Dataset entries »
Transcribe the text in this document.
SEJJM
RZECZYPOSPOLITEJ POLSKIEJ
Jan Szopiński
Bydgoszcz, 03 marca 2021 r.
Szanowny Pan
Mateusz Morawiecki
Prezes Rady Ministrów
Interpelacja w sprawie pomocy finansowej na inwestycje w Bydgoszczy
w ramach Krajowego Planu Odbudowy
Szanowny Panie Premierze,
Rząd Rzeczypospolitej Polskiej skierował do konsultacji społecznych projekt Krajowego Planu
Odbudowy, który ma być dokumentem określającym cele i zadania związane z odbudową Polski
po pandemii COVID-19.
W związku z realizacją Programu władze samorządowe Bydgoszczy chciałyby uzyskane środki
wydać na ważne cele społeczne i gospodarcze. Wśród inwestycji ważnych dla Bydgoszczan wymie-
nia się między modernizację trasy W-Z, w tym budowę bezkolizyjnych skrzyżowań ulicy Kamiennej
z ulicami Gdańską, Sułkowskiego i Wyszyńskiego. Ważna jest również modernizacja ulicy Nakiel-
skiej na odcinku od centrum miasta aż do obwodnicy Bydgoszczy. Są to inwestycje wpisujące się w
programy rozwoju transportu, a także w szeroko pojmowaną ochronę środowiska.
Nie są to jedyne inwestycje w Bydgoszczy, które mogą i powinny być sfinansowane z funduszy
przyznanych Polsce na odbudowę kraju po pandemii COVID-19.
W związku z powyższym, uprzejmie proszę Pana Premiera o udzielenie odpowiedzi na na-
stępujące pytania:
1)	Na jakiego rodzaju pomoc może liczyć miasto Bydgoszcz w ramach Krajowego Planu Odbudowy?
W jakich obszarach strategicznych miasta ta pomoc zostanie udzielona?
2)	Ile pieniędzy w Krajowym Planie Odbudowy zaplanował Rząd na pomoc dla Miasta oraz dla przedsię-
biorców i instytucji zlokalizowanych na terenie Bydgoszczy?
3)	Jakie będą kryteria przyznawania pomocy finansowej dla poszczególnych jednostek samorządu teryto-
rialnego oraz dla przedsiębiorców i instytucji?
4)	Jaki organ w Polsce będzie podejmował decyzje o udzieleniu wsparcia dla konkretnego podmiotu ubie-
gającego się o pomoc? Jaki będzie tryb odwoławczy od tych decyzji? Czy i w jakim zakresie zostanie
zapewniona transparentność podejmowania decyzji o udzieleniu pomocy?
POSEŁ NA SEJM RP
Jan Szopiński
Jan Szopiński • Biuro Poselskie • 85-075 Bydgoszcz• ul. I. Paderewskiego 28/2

Problem details »
The records above need to be transcribed in full. Keep every character unchanged.

Full solution »
Transcribe the text in this document.
SEJJM
RZECZYPOSPOLITEJ POLSKIEJ
Jan Szopiński
Bydgoszcz, 03 marca 2021 r.
Szanowny Pan
Mateusz Morawiecki
Prezes Rady Ministrów
Interpelacja w sprawie pomocy finansowej na inwestycje w Bydgoszczy
w ramach Krajowego Planu Odbudowy
Szanowny Panie Premierze,
Rząd Rzeczypospolitej Polskiej skierował do konsultacji społecznych projekt Krajowego Planu
Odbudowy, który ma być dokumentem określającym cele i zadania związane z odbudową Polski
po pandemii COVID-19.
W związku z realizacją Programu władze samorządowe Bydgoszczy chciałyby uzyskane środki
wydać na ważne cele społeczne i gospodarcze. Wśród inwestycji ważnych dla Bydgoszczan wymie-
nia się między modernizację trasy W-Z, w tym budowę bezkolizyjnych skrzyżowań ulicy Kamiennej
z ulicami Gdańską, Sułkowskiego i Wyszyńskiego. Ważna jest również modernizacja ulicy Nakiel-
skiej na odcinku od centrum miasta aż do obwodnicy Bydgoszczy. Są to inwestycje wpisujące się w
programy rozwoju transportu, a także w szeroko pojmowaną ochronę środowiska.
Nie są to jedyne inwestycje w Bydgoszczy, które mogą i powinny być sfinansowane z funduszy
przyznanych Polsce na odbudowę kraju po pandemii COVID-19.
W związku z powyższym, uprzejmie proszę Pana Premiera o udzielenie odpowiedzi na na-
stępujące pytania:
1)	Na jakiego rodzaju pomoc może liczyć miasto Bydgoszcz w ramach Krajowego Planu Odbudowy?
W jakich obszarach strategicznych miasta ta pomoc zostanie udzielona?
2)	Ile pieniędzy w Krajowym Planie Odbudowy zaplanował Rząd na pomoc dla Miasta oraz dla przedsię-
biorców i instytucji zlokalizowanych na terenie Bydgoszczy?
3)	Jakie będą kryteria przyznawania pomocy finansowej dla poszczególnych jednostek samorządu teryto-
rialnego oraz dla przedsiębiorców i instytucji?
4)	Jaki organ w Polsce będzie podejmował decyzje o udzieleniu wsparcia dla konkretnego podmiotu ubie-
gającego się o pomoc? Jaki będzie tryb odwoławczy od tych decyzji? Czy i w jakim zakresie zostanie
zapewniona transparentność podejmowania decyzji o udzieleniu pomocy?
POSEŁ NA SEJM RP
Jan Szopiński
Jan Szopiński • Biuro Poselskie • 85-075 Bydgoszcz• ul. I. Paderewskiego 28/2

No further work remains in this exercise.